**Problem to solve:** Present the following data again exactly as it is shown.
· · · ·
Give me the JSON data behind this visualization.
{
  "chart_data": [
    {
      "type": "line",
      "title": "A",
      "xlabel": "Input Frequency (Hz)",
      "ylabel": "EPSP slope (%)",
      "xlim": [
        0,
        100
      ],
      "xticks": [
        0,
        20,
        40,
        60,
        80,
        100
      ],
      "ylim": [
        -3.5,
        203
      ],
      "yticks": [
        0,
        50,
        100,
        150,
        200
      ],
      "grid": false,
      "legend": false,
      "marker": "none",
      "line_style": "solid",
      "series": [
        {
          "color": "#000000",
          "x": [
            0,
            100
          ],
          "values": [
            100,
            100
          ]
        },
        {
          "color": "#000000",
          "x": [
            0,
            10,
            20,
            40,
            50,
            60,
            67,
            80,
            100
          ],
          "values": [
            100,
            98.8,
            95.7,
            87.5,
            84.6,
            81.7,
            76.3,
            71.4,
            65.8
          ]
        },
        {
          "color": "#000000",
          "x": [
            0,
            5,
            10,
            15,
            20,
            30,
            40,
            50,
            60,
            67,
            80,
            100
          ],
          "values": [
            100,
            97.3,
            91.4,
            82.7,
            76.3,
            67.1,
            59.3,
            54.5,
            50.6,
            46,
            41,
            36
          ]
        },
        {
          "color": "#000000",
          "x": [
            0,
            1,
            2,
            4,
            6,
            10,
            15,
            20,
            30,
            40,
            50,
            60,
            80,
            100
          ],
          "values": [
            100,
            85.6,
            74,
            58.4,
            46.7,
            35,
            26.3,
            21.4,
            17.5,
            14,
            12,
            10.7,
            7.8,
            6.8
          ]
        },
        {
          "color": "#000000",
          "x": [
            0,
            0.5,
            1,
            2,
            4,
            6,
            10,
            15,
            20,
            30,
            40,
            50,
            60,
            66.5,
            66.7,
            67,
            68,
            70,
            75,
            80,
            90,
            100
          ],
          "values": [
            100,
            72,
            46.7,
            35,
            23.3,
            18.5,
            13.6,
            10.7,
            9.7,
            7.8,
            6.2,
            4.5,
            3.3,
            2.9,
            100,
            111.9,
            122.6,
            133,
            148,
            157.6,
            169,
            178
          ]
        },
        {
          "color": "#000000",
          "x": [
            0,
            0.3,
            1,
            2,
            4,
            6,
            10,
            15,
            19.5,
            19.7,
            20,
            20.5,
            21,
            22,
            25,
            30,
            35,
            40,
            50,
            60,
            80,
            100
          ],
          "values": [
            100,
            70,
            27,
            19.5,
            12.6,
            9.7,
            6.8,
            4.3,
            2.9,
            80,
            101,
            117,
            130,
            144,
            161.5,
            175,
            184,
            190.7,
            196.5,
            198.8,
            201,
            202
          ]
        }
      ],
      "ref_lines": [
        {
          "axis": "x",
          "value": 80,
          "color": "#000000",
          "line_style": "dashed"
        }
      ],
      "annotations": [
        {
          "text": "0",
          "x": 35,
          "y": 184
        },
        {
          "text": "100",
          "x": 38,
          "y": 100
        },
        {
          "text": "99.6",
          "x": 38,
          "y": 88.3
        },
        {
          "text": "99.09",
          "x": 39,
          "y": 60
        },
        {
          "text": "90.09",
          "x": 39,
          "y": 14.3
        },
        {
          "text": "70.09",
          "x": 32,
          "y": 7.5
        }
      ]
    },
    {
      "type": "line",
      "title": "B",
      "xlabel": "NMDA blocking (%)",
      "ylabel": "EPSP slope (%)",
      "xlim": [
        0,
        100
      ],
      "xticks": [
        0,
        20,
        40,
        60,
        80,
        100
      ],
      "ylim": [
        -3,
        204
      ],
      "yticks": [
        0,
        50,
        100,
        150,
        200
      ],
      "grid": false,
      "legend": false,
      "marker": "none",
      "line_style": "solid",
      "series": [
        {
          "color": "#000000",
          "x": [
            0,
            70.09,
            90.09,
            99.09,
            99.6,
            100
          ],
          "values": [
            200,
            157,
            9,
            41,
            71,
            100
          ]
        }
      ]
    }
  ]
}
· · · ·
**Response to the exercise:**
Give me the JSON data behind this visualization.
{
  "chart_data": [
    {
      "type": "line",
      "title": "A",
      "xlabel": "Input Frequency (Hz)",
      "ylabel": "EPSP slope (%)",
      "xlim": [
        0,
        100
      ],
      "xticks": [
        0,
        20,
        40,
        60,
        80,
        100
      ],
      "ylim": [
        -3.5,
        203
      ],
      "yticks": [
        0,
        50,
        100,
        150,
        200
      ],
      "grid": false,
      "legend": false,
      "marker": "none",
      "line_style": "solid",
      "series": [
        {
          "color": "#000000",
          "x": [
            0,
            100
          ],
          "values": [
            100,
            100
          ]
        },
        {
          "color": "#000000",
          "x": [
            0,
            10,
            20,
            40,
            50,
            60,
            67,
            80,
            100
          ],
          "values": [
            100,
            98.8,
            95.7,
            87.5,
            84.6,
            81.7,
            76.3,
            71.4,
            65.8
          ]
        },
        {
          "color": "#000000",
          "x": [
            0,
            5,
            10,
            15,
            20,
            30,
            40,
            50,
            60,
            67,
            80,
            100
          ],
          "values": [
            100,
            97.3,
            91.4,
            82.7,
            76.3,
            67.1,
            59.3,
            54.5,
            50.6,
            46,
            41,
            36
          ]
        },
        {
          "color": "#000000",
          "x": [
            0,
            1,
            2,
            4,
            6,
            10,
            15,
            20,
            30,
            40,
            50,
            60,
            80,
            100
          ],
          "values": [
            100,
            85.6,
            74,
            58.4,
            46.7,
            35,
            26.3,
            21.4,
            17.5,
            14,
            12,
            10.7,
            7.8,
            6.8
          ]
        },
        {
          "color": "#000000",
          "x": [
            0,
            0.5,
            1,
            2,
            4,
            6,
            10,
            15,
            20,
            30,
            40,
            50,
            60,
            66.5,
            66.7,
            67,
            68,
            70,
            75,
            80,
            90,
            100
          ],
          "values": [
            100,
            72,
            46.7,
            35,
            23.3,
            18.5,
            13.6,
            10.7,
            9.7,
            7.8,
            6.2,
            4.5,
            3.3,
            2.9,
            100,
            111.9,
            122.6,
            133,
            148,
            157.6,
            169,
            178
          ]
        },
        {
          "color": "#000000",
          "x": [
            0,
            0.3,
            1,
            2,
            4,
            6,
            10,
            15,
            19.5,
            19.7,
            20,
            20.5,
            21,
            22,
            25,
            30,
            35,
            40,
            50,
            60,
            80,
            100
          ],
          "values": [
            100,
            70,
            27,
            19.5,
            12.6,
            9.7,
            6.8,
            4.3,
            2.9,
            80,
            101,
            117,
            130,
            144,
            161.5,
            175,
            184,
            190.7,
            196.5,
            198.8,
            201,
            202
          ]
        }
      ],
      "ref_lines": [
        {
          "axis": "x",
          "value": 80,
          "color": "#000000",
          "line_style": "dashed"
        }
      ],
      "annotations": [
        {
          "text": "0",
          "x": 35,
          "y": 184
        },
        {
          "text": "100",
          "x": 38,
          "y": 100
        },
        {
          "text": "99.6",
          "x": 38,
          "y": 88.3
        },
        {
          "text": "99.09",
          "x": 39,
          "y": 60
        },
        {
          "text": "90.09",
          "x": 39,
          "y": 14.3
        },
        {
          "text": "70.09",
          "x": 32,
          "y": 7.5
        }
      ]
    },
    {
      "type": "line",
      "title": "B",
      "xlabel": "NMDA blocking (%)",
      "ylabel": "EPSP slope (%)",
      "xlim": [
        0,
        100
      ],
      "xticks": [
        0,
        20,
        40,
        60,
        80,
        100
      ],
      "ylim": [
        -3,
        204
      ],
      "yticks": [
        0,
        50,
        100,
        150,
        200
      ],
      "grid": false,
      "legend": false,
      "marker": "none",
      "line_style": "solid",
      "series": [
        {
          "color": "#000000",
          "x": [
            0,
            70.09,
            90.09,
            99.09,
            99.6,
            100
          ],
          "values": [
            200,
            157,
            9,
            41,
            71,
            100
          ]
        }
      ]
    }
  ]
}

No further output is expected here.